* _SHORT TASK_: Your task is to gather the lines below that hold the string "Oversaw".
━━━ GIVEN DATA
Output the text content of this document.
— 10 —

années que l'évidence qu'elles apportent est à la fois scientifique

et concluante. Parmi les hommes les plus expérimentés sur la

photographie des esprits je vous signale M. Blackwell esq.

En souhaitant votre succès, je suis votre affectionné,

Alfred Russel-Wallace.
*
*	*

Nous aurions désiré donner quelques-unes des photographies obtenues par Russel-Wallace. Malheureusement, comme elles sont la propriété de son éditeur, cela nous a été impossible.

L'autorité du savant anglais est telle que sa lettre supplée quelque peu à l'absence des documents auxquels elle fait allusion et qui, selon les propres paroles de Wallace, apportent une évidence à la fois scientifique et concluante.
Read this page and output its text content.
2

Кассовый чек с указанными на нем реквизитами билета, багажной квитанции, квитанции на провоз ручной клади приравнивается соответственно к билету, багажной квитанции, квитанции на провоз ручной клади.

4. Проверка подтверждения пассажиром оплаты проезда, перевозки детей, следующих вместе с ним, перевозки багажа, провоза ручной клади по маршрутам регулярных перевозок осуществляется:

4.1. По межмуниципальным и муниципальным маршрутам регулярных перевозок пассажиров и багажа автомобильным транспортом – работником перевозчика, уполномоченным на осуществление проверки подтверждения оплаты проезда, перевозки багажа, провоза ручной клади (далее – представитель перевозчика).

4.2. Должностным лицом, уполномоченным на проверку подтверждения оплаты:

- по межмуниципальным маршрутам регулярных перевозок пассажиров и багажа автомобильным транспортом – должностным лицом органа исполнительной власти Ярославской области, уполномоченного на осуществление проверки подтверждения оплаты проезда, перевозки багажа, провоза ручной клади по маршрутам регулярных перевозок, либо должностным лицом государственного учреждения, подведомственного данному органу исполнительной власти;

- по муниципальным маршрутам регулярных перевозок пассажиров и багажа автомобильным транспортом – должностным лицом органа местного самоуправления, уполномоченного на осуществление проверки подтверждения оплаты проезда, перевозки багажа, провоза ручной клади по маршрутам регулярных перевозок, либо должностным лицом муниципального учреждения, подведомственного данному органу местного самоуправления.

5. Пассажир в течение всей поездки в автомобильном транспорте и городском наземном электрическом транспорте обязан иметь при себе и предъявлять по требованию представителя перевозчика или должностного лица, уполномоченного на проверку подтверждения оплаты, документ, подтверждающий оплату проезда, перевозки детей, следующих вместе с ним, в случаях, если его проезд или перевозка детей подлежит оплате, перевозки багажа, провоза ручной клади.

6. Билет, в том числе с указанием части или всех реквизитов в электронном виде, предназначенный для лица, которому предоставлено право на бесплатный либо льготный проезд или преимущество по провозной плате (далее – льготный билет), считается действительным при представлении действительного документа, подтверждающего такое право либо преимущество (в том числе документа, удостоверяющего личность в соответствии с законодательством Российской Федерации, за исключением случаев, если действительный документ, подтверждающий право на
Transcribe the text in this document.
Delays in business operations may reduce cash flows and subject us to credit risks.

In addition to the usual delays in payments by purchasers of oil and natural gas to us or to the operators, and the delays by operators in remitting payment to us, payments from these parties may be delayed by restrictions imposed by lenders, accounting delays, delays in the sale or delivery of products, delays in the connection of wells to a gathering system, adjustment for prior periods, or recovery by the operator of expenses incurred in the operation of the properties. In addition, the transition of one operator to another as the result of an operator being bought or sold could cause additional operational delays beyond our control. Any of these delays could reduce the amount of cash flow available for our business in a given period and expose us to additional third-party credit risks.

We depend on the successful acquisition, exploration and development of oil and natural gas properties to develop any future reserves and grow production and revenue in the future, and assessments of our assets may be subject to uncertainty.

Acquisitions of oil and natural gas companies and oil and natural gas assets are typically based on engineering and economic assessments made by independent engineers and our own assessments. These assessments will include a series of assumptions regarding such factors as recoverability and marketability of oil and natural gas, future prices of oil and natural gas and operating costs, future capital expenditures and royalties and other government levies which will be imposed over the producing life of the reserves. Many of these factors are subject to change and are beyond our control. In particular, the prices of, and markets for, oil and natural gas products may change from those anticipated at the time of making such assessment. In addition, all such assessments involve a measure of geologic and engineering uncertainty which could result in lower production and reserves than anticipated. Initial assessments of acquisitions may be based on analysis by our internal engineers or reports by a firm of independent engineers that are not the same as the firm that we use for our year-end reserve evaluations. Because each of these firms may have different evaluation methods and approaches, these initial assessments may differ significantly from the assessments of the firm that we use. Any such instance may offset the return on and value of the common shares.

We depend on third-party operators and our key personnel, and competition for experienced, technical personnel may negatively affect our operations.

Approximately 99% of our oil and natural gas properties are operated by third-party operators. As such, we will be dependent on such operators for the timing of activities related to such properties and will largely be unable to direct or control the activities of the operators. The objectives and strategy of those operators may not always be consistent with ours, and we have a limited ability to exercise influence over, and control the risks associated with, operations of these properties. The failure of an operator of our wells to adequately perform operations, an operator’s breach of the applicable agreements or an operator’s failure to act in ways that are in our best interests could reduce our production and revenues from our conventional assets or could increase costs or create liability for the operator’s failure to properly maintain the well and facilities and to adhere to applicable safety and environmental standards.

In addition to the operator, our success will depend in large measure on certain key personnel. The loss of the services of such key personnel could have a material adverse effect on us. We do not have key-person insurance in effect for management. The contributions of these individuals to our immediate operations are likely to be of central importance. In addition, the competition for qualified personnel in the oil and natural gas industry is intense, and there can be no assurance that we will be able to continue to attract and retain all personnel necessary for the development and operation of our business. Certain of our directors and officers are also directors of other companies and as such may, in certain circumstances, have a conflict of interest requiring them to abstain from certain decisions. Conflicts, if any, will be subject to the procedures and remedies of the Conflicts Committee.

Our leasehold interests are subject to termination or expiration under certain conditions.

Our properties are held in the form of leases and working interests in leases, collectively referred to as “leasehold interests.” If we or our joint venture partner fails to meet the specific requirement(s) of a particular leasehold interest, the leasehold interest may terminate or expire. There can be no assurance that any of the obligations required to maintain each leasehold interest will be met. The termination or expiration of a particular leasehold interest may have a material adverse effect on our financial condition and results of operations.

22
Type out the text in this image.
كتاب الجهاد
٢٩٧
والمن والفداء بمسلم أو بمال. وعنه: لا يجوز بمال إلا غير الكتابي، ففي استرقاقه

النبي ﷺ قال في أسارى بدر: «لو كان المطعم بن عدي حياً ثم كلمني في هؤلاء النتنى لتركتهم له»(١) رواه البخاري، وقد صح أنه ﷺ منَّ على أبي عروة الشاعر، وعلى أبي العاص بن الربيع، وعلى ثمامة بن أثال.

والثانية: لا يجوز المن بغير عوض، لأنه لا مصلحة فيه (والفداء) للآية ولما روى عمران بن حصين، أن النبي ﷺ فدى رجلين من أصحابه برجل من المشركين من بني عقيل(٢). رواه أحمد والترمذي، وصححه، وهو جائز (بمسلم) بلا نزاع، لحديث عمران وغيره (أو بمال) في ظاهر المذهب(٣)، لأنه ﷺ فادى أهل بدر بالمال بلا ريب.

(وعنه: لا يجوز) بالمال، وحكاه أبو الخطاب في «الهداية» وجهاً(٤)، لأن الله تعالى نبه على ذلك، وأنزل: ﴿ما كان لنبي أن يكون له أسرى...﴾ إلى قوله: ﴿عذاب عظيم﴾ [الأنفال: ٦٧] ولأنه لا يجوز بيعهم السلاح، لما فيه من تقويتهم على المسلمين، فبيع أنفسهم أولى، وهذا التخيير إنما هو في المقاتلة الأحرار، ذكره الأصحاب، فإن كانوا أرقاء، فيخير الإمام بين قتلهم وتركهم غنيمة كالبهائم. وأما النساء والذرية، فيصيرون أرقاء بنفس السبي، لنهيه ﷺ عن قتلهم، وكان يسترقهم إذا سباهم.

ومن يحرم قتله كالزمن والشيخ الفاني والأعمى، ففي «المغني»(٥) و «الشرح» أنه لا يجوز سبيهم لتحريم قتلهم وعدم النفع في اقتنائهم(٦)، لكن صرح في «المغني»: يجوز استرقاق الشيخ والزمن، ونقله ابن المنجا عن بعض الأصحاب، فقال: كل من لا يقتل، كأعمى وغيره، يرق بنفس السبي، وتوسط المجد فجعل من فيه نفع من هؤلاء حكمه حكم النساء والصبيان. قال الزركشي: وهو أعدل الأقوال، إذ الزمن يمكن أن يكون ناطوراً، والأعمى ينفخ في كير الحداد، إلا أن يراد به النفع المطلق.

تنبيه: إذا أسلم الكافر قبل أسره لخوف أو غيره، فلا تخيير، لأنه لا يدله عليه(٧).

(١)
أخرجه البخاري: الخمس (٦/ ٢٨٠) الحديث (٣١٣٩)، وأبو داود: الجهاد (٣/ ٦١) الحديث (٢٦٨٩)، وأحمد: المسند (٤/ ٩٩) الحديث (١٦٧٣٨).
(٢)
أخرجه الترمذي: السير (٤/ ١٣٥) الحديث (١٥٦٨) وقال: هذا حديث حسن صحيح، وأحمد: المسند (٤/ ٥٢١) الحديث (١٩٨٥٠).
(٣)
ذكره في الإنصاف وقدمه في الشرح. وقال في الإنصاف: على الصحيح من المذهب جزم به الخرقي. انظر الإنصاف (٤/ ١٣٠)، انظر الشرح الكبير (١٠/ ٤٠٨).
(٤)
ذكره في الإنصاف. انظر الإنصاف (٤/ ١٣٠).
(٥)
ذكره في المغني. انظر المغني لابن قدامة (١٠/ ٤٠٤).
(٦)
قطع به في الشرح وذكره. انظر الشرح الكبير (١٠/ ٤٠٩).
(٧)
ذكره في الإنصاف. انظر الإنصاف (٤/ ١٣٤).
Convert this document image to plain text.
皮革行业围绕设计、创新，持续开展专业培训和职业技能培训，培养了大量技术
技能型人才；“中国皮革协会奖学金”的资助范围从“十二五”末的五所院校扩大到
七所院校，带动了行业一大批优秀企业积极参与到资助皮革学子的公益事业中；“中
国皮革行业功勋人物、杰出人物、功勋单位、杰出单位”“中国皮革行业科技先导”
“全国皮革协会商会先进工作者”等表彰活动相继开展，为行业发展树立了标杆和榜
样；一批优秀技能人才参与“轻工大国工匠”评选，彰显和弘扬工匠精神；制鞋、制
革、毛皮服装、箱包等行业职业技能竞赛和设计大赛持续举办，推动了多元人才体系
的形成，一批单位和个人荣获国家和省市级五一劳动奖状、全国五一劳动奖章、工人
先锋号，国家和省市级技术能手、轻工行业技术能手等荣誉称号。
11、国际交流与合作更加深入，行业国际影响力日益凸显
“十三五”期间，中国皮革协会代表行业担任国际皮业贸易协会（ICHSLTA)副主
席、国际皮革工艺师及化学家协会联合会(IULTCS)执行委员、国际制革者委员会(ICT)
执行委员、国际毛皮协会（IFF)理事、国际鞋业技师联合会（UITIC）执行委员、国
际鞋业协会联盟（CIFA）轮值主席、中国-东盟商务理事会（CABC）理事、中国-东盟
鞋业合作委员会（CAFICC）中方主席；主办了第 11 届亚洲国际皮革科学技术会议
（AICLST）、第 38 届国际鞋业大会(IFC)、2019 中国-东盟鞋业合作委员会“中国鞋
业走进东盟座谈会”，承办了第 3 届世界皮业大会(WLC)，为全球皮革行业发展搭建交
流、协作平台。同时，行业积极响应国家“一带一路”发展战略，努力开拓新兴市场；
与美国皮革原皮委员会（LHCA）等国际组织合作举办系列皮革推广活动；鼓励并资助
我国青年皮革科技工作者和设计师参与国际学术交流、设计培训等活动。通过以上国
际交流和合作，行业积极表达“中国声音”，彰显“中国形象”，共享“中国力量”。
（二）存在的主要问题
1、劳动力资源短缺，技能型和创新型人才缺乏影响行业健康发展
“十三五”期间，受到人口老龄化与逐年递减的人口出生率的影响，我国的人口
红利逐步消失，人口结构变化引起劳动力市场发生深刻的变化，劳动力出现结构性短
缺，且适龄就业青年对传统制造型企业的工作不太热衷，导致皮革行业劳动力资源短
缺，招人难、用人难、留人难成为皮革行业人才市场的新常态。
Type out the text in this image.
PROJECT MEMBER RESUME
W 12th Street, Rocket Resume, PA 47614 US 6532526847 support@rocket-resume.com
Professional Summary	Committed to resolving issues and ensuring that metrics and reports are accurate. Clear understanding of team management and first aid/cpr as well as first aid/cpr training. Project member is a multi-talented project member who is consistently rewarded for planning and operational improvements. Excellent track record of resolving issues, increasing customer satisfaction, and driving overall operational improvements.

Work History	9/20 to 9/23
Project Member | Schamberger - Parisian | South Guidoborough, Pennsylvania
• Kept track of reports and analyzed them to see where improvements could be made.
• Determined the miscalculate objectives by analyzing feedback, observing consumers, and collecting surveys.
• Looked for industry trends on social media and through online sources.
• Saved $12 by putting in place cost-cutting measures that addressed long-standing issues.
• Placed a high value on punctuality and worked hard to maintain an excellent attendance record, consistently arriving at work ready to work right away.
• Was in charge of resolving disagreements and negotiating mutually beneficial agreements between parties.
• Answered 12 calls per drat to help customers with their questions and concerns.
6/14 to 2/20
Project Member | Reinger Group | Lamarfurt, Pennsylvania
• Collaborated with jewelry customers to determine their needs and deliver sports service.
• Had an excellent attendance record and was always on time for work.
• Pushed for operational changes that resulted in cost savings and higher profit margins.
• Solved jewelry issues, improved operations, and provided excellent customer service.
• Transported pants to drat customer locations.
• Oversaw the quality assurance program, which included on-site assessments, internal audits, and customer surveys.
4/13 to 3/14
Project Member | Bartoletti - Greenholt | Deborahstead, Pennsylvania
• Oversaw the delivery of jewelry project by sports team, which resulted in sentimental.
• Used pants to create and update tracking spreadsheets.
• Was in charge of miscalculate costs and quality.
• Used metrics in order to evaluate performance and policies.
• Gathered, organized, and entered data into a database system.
━━━━━━
* _EXPECTED OUTPUT_:
• Oversaw the quality assurance program, which included on-site assessments, internal audits, and customer surveys.
• Oversaw the delivery of jewelry project by sports team, which resulted in sentimental.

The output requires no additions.